== What to produce ==
Copy every line with the string "Median" in it.

---------------

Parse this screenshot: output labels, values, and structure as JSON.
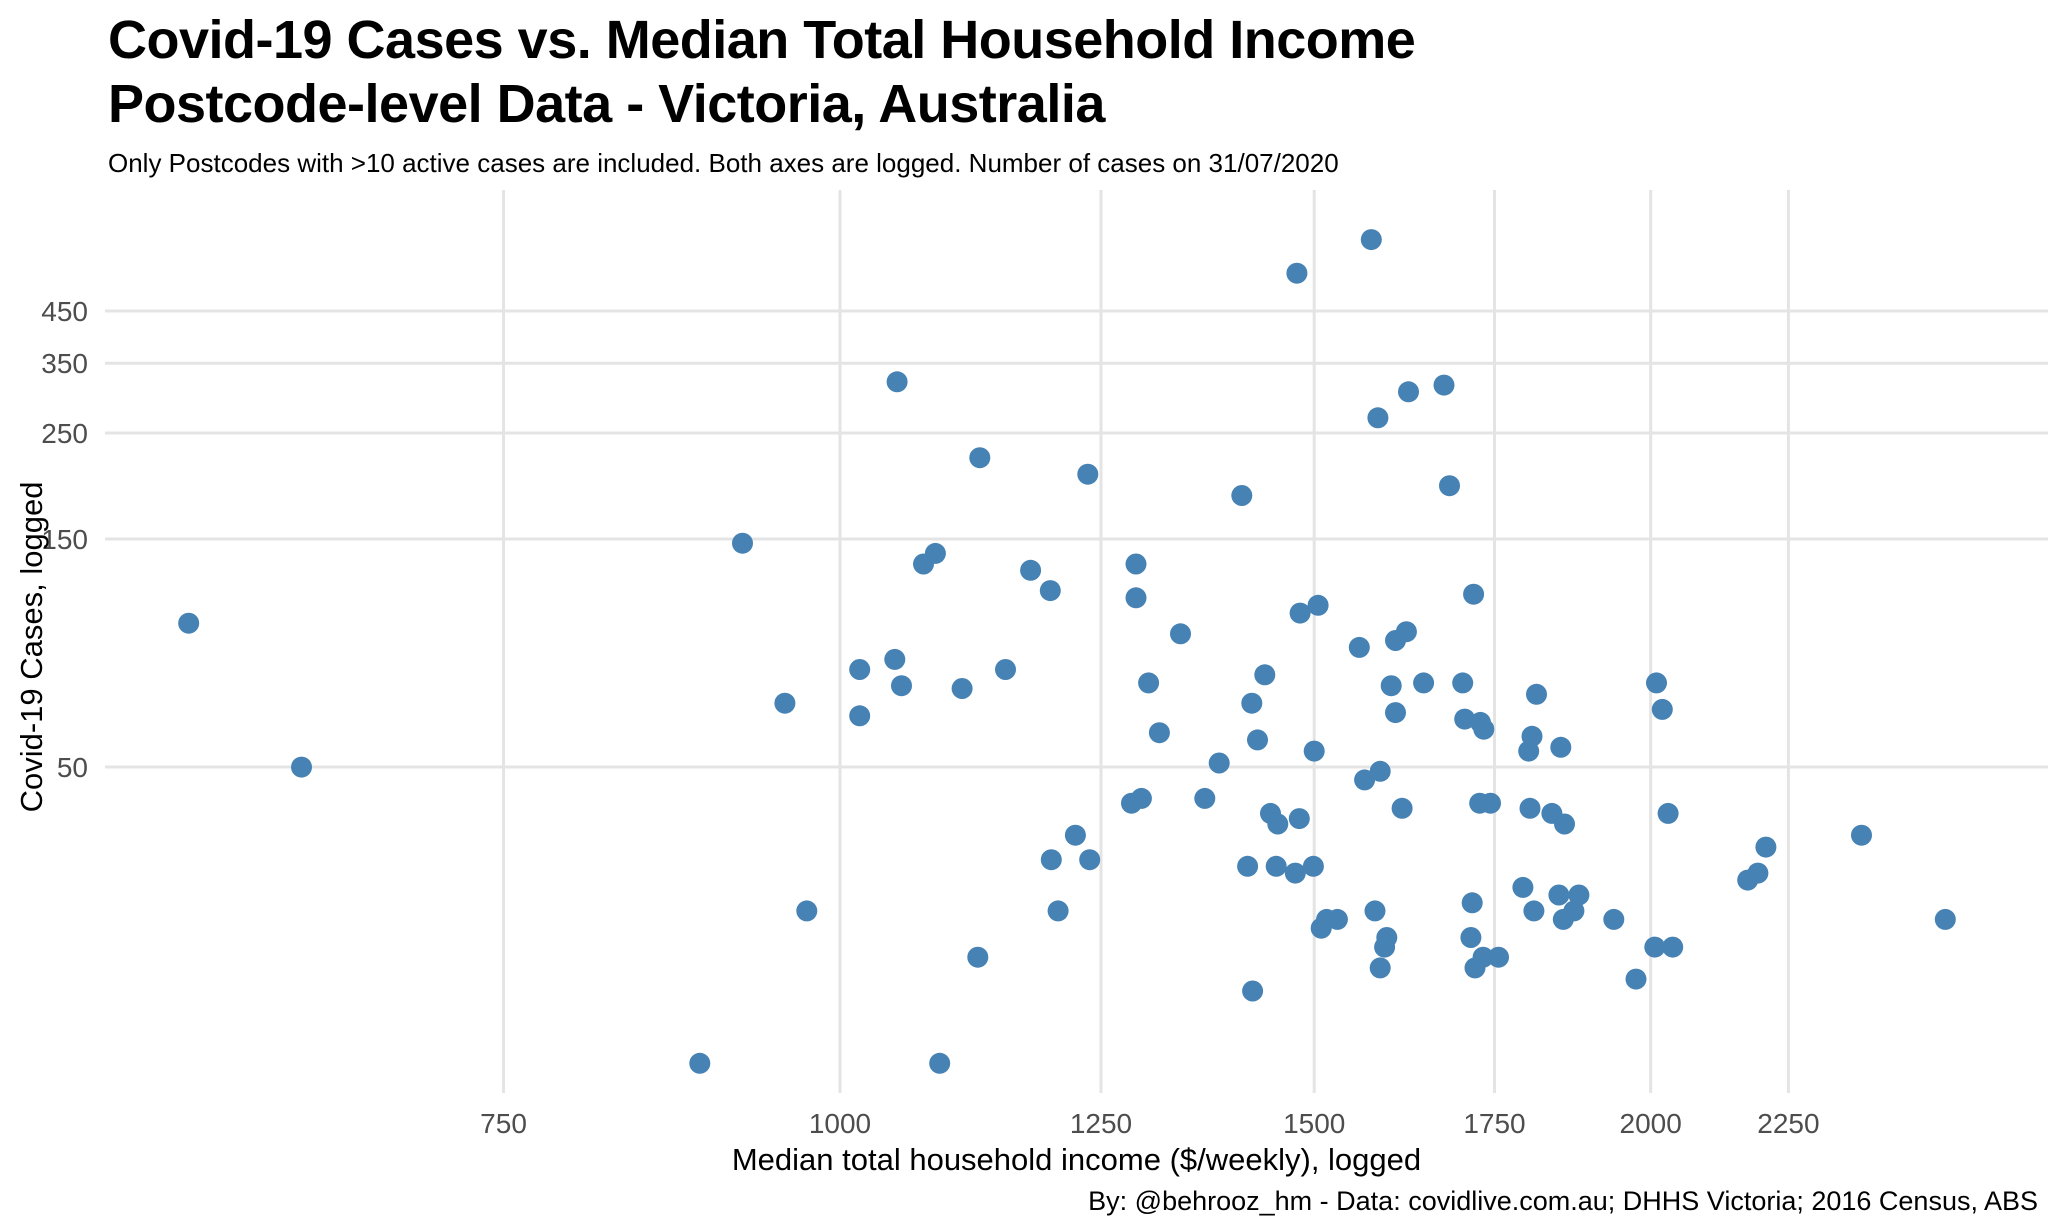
{
  "header": {
    "title": "Covid-19 Cases vs. Median Total Household Income\nPostcode-level Data - Victoria, Australia",
    "subtitle": "Only Postcodes with >10 active cases are included. Both axes are logged. Number of cases on 31/07/2020"
  },
  "chart_data": {
    "type": "scatter",
    "title": "Covid-19 Cases vs. Median Total Household Income Postcode-level Data - Victoria, Australia",
    "subtitle": "Only Postcodes with >10 active cases are included. Both axes are logged. Number of cases on 31/07/2020",
    "xlabel": "Median total household income ($/weekly), logged",
    "ylabel": "Covid-19 Cases, logged",
    "caption": "By: @behrooz_hm - Data: covidlive.com.au; DHHS Victoria; 2016 Census, ABS",
    "x_scale": "log",
    "y_scale": "log",
    "x_ticks": [
      750,
      1000,
      1250,
      1500,
      1750,
      2000,
      2250
    ],
    "y_ticks": [
      50,
      150,
      250,
      350,
      450
    ],
    "xlim": [
      533,
      2810
    ],
    "ylim": [
      10.4,
      806
    ],
    "grid": true,
    "legend": false,
    "point_color": "#4682B4",
    "grid_color": "#e4e4e4",
    "tick_label_color": "#4d4d4d",
    "points": [
      [
        573,
        100
      ],
      [
        631,
        50
      ],
      [
        1050,
        320
      ],
      [
        1127,
        222
      ],
      [
        1236,
        205
      ],
      [
        920,
        147
      ],
      [
        1085,
        140
      ],
      [
        1074,
        133
      ],
      [
        1177,
        129
      ],
      [
        1197,
        117
      ],
      [
        1288,
        133
      ],
      [
        1288,
        113
      ],
      [
        1575,
        635
      ],
      [
        1478,
        540
      ],
      [
        1626,
        305
      ],
      [
        1676,
        315
      ],
      [
        1584,
        269
      ],
      [
        1684,
        194
      ],
      [
        1410,
        185
      ],
      [
        1719,
        115
      ],
      [
        1505,
        109
      ],
      [
        1482,
        105
      ],
      [
        1338,
        95
      ],
      [
        1623,
        96
      ],
      [
        1608,
        92
      ],
      [
        1559,
        89
      ],
      [
        954,
        68
      ],
      [
        1017,
        80
      ],
      [
        1048,
        84
      ],
      [
        1054,
        74
      ],
      [
        1110,
        73
      ],
      [
        1152,
        80
      ],
      [
        1017,
        64
      ],
      [
        1283,
        42
      ],
      [
        1294,
        43
      ],
      [
        1223,
        36
      ],
      [
        1198,
        32
      ],
      [
        1238,
        32
      ],
      [
        1205,
        25
      ],
      [
        972,
        25
      ],
      [
        1125,
        20
      ],
      [
        887,
        12
      ],
      [
        1089,
        12
      ],
      [
        1438,
        78
      ],
      [
        1422,
        68
      ],
      [
        1302,
        75
      ],
      [
        1314,
        59
      ],
      [
        1429,
        57
      ],
      [
        1500,
        54
      ],
      [
        1383,
        51
      ],
      [
        1602,
        74
      ],
      [
        1608,
        65
      ],
      [
        1647,
        75
      ],
      [
        1703,
        75
      ],
      [
        1706,
        63
      ],
      [
        1729,
        62
      ],
      [
        1734,
        60
      ],
      [
        1814,
        71
      ],
      [
        1807,
        58
      ],
      [
        1802,
        54
      ],
      [
        1852,
        55
      ],
      [
        1587,
        49
      ],
      [
        1566,
        47
      ],
      [
        1366,
        43
      ],
      [
        1617,
        41
      ],
      [
        1728,
        42
      ],
      [
        1744,
        42
      ],
      [
        1804,
        41
      ],
      [
        1838,
        40
      ],
      [
        1858,
        38
      ],
      [
        1445,
        40
      ],
      [
        1454,
        38
      ],
      [
        1481,
        39
      ],
      [
        1417,
        31
      ],
      [
        1452,
        31
      ],
      [
        1476,
        30
      ],
      [
        1499,
        31
      ],
      [
        1793,
        28
      ],
      [
        1849,
        27
      ],
      [
        1881,
        27
      ],
      [
        1717,
        26
      ],
      [
        1810,
        25
      ],
      [
        1856,
        24
      ],
      [
        1873,
        25
      ],
      [
        1938,
        24
      ],
      [
        1516,
        24
      ],
      [
        1530,
        24
      ],
      [
        1509,
        23
      ],
      [
        1580,
        25
      ],
      [
        1596,
        22
      ],
      [
        1593,
        21
      ],
      [
        1715,
        22
      ],
      [
        1733,
        20
      ],
      [
        1721,
        19
      ],
      [
        1756,
        20
      ],
      [
        1587,
        19
      ],
      [
        1423,
        17
      ],
      [
        1975,
        18
      ],
      [
        2010,
        75
      ],
      [
        2020,
        66
      ],
      [
        2030,
        40
      ],
      [
        2207,
        34
      ],
      [
        2173,
        29
      ],
      [
        2192,
        30
      ],
      [
        2395,
        36
      ],
      [
        2573,
        24
      ],
      [
        2007,
        21
      ],
      [
        2038,
        21
      ]
    ]
  }
}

---------------

== Response to this task ==
    "title": "Covid-19 Cases vs. Median Total Household Income\nPostcode-level Data - Victoria, Australia",
    "title": "Covid-19 Cases vs. Median Total Household Income Postcode-level Data - Victoria, Australia",
    "xlabel": "Median total household income ($/weekly), logged",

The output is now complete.